• [EXERCISE TEXT]:

Pasta by Design
- Author: George L. Legendre
- Illustrator: Photography by Stefano Graziani
- Language: English
- Publisher: Thames & Hudson
- Publication date: November 2011
- ISBN: 978-0-500-51580-8

= Pasta by Design =

Book about the various forms of pasta

Pasta by Design is a book by George L. Legendre, with a foreword by Paola Antonelli, and photography by Stefano Graziani. It is based on an idea by Marco Guarnieri.

==Overview==
Pasta by Design spans the fields of architecture, food, and popular science. The book features 92 pasta shapes, each depicted by a photograph, a mathematical equation, a 3D visual, and a short paragraph on geographic provenance and cooking etiquette. It was first published in 2011 by Thames & Hudson, while a German translation was published in 2012 by Springer Verlag.

==Taxonomy==
Pasta by Design is primarily a work of taxonomy, or classification. The critical inventory of shapes recalls the compilations of building-related knowledge known in the nineteenth century as architectural treatises, in which the source material was systematically drawn and formatted as a catalogue. To organise and classify the large variety of pasta shapes, the book employed principles of phylogenetics. The first application of phylogenetics to architectural criticism appeared in Phylogenesis: FOA’s Ark (2003), an architectural monograph by Foreign Office Architects, the first such publication to catalogue projects exclusively by design property, instead of the commonly used markers of programme, location, and client. Pasta by Design opens with a phylogenetic chart and uses it to classify 92 pasta shapes. Unlike FOA’s Ark its criteria of classification are couched in analytic mathematics.

• [INFORMATION]:
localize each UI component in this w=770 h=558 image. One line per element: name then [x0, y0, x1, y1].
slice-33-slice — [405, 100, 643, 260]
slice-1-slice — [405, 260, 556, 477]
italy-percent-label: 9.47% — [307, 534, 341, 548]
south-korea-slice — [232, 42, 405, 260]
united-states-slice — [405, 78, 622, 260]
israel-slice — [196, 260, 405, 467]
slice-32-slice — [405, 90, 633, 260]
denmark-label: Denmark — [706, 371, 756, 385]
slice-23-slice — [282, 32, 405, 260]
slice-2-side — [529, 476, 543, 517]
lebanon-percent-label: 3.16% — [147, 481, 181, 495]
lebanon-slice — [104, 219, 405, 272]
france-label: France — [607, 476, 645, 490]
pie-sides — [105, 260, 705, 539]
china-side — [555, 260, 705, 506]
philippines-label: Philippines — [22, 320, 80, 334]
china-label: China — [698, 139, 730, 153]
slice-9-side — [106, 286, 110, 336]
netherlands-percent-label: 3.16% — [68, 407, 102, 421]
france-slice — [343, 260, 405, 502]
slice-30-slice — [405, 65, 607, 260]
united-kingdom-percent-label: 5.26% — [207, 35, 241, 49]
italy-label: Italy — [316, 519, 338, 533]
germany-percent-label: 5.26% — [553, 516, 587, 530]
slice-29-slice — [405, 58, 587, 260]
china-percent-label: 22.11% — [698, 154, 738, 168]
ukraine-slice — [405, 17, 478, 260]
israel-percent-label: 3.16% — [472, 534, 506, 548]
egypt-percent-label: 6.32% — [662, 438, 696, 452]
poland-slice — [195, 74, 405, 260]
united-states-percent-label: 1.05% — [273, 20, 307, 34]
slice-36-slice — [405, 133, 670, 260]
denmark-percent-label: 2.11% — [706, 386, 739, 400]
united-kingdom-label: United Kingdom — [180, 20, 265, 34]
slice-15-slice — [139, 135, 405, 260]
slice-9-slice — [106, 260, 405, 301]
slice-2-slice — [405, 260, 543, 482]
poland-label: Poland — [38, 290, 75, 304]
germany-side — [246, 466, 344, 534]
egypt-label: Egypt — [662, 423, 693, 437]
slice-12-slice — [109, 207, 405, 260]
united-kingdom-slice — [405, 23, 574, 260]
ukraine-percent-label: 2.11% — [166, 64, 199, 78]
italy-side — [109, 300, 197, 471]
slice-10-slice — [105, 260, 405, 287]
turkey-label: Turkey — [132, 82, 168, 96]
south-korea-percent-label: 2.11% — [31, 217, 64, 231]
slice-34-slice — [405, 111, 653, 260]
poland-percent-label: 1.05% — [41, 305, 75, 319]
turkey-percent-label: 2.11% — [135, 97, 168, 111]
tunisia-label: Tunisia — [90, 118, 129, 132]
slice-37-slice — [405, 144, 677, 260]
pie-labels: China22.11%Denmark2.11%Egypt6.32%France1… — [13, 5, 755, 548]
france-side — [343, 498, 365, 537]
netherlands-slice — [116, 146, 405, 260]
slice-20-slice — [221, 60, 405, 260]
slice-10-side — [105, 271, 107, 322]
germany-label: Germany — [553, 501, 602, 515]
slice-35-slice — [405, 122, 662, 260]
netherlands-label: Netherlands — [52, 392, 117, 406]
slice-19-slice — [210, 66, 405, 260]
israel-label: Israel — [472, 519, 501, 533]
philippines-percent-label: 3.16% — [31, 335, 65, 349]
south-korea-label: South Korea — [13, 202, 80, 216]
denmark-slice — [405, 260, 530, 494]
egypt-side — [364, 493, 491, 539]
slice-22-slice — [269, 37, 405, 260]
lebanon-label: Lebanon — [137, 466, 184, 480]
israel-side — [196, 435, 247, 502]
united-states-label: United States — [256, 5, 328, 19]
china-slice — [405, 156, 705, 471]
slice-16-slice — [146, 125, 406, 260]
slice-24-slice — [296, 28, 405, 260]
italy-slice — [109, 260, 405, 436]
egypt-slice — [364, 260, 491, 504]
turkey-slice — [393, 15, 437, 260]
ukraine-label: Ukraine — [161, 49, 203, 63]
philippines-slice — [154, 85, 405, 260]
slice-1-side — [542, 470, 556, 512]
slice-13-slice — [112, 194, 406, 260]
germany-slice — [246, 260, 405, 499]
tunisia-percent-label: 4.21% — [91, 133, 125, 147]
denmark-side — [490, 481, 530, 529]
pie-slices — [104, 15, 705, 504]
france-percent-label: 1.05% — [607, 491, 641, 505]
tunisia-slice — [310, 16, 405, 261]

• [INSTRUCTIONS TO FOLLOW]: In the text about Pasta by Design, who published the German translation of the book, and in what year?

• [WRITTEN ANSWER]: Springer Verlag published it in 2012.